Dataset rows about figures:
********************

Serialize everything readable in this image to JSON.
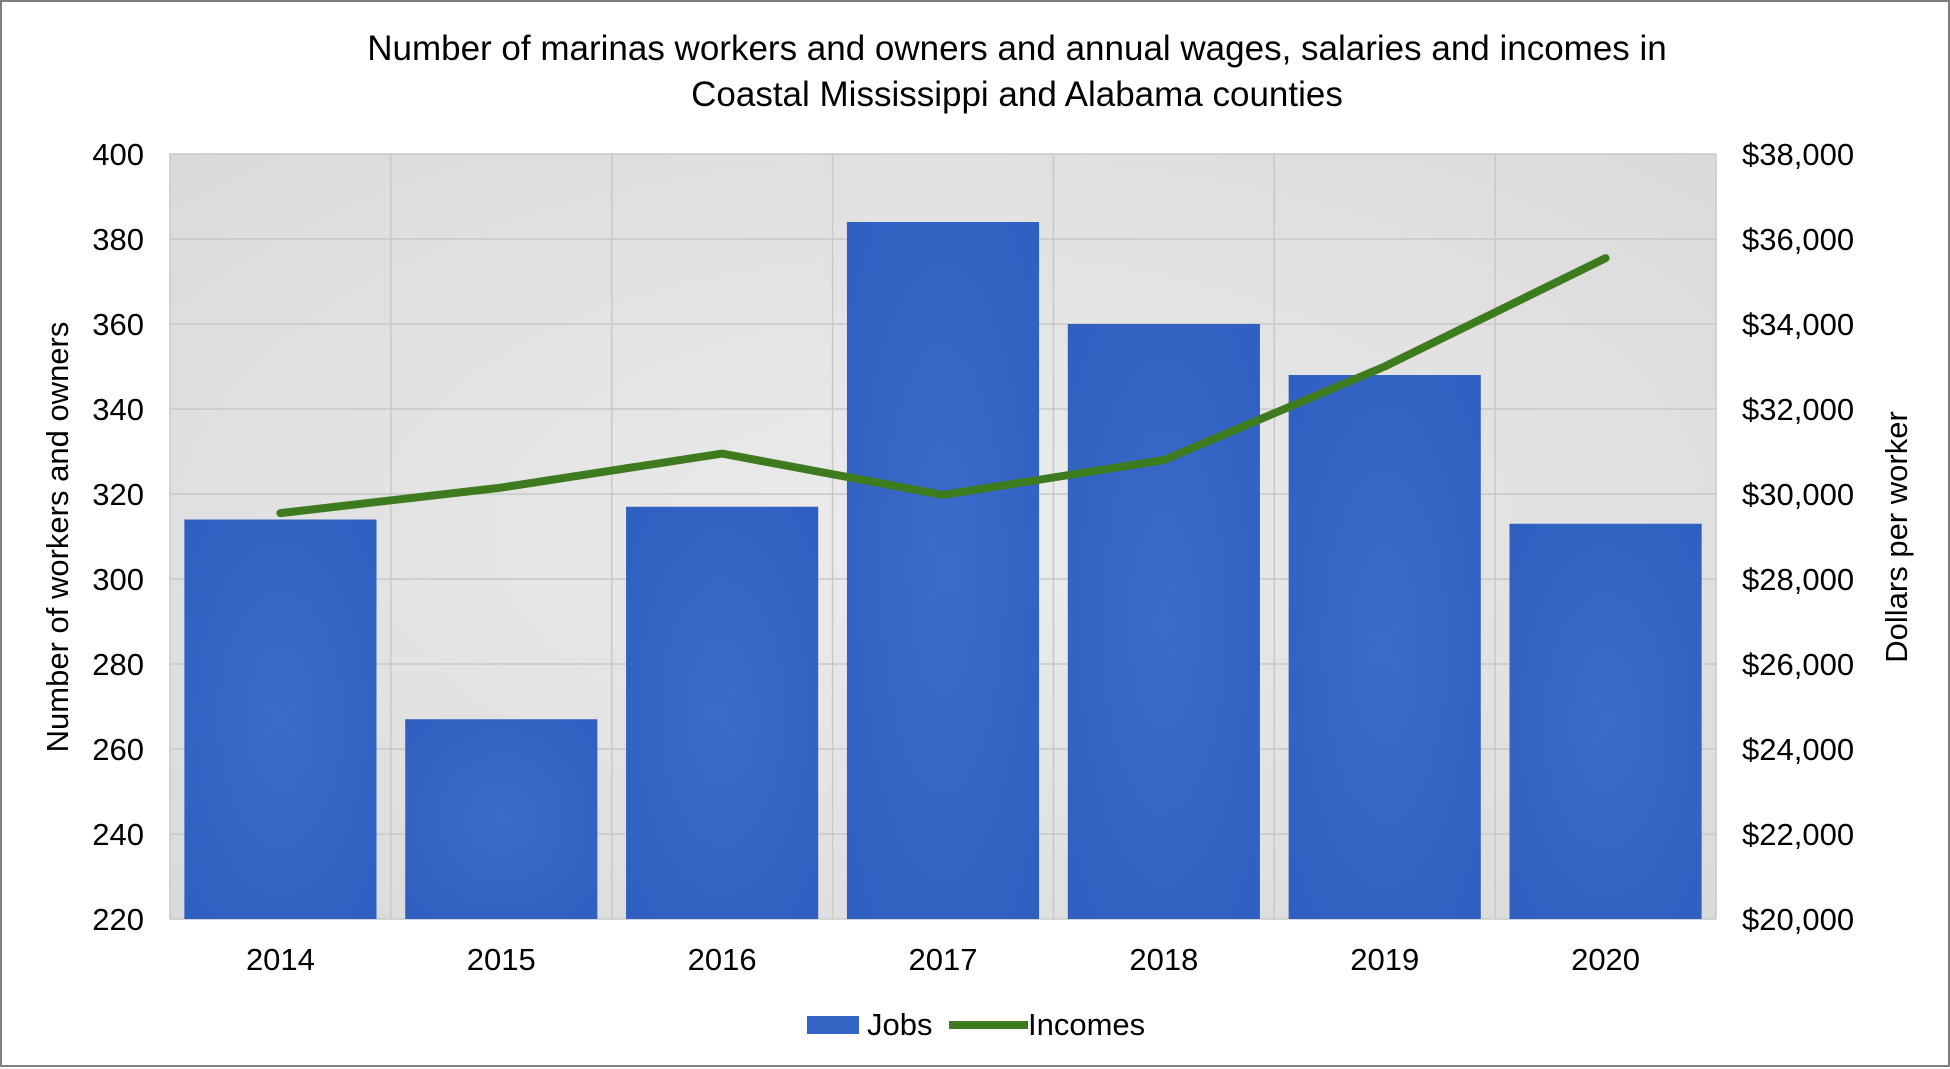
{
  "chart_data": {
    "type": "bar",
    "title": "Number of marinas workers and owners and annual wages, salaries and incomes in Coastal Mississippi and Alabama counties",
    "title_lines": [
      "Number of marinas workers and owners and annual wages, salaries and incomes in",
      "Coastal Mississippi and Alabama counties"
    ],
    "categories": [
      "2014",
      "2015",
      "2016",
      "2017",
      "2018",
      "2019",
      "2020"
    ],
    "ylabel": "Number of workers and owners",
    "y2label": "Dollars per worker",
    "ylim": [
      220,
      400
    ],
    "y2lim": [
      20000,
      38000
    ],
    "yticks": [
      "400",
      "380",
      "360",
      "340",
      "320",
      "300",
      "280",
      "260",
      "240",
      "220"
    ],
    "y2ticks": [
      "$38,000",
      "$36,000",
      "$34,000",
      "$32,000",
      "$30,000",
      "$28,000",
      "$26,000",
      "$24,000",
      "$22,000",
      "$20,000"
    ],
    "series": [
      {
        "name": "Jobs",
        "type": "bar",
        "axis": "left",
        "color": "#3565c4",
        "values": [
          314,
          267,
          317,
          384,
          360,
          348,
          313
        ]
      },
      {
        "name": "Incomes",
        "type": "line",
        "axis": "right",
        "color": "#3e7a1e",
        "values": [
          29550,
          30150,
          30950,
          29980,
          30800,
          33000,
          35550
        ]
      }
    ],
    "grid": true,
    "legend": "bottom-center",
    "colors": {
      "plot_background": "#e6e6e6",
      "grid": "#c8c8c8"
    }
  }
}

********************

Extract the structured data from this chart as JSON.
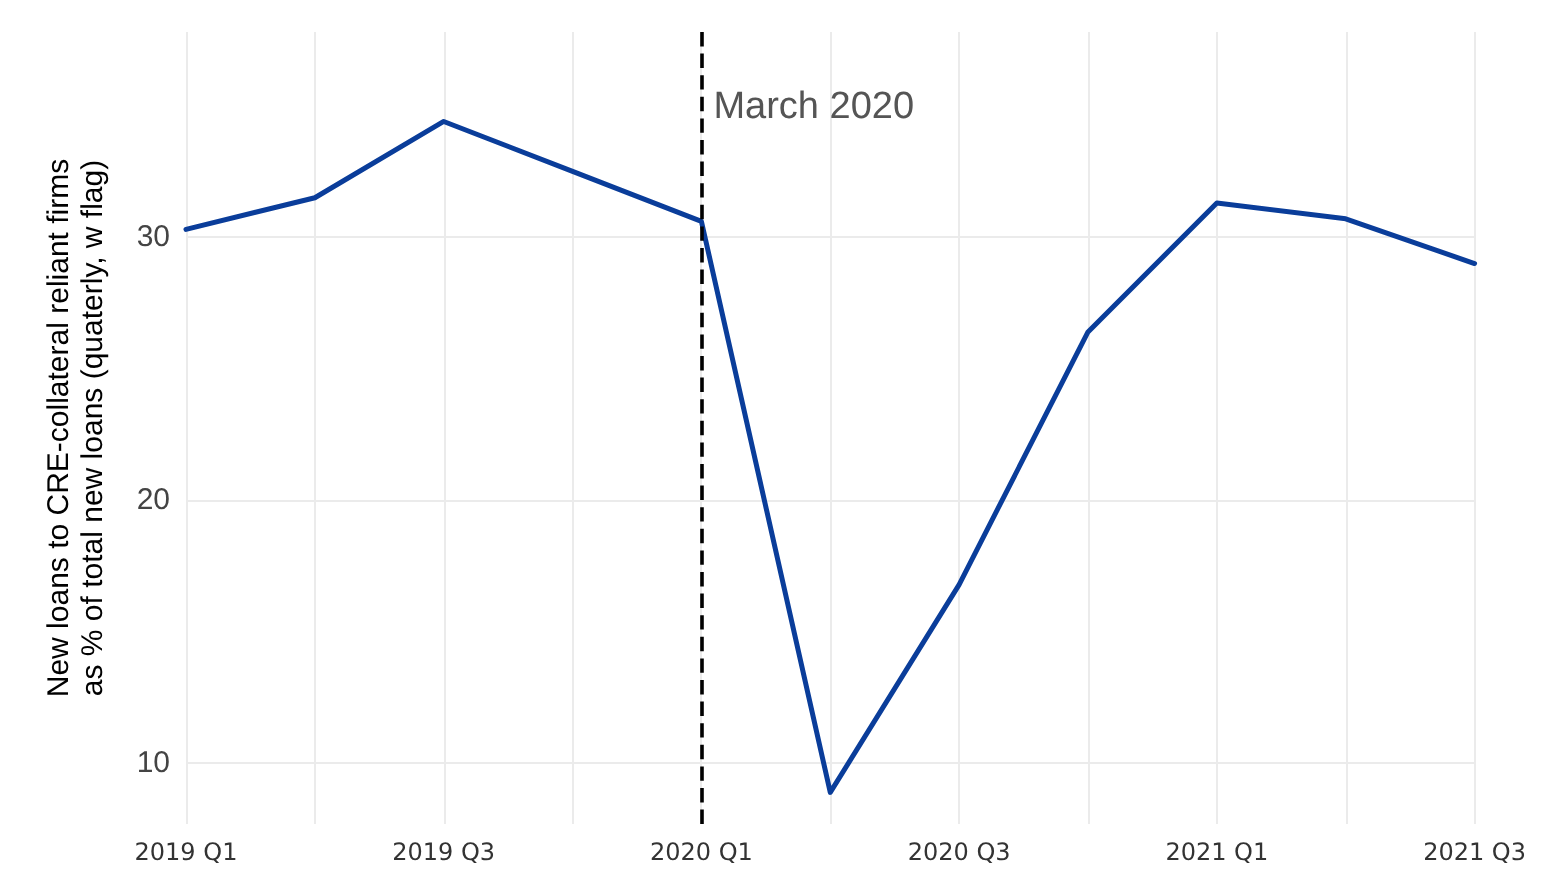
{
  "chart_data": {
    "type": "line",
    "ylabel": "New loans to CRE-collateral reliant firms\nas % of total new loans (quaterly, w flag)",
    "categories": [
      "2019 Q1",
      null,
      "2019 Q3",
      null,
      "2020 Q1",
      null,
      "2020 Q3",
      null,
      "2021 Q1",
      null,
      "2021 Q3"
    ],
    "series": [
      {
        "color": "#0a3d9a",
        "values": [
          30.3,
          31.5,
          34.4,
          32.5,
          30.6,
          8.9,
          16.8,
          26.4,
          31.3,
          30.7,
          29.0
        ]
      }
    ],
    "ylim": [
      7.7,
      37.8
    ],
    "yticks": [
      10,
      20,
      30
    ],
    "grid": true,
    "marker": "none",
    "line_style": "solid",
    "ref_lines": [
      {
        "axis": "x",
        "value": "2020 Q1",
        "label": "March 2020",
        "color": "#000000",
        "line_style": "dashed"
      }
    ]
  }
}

********************

What to produce
Pull out all lines from the listing that contain the string "Coastal".

Response below
    "title": "Number of marinas workers and owners and annual wages, salaries and incomes in Coastal Mississippi and Alabama counties",
      "Coastal Mississippi and Alabama counties"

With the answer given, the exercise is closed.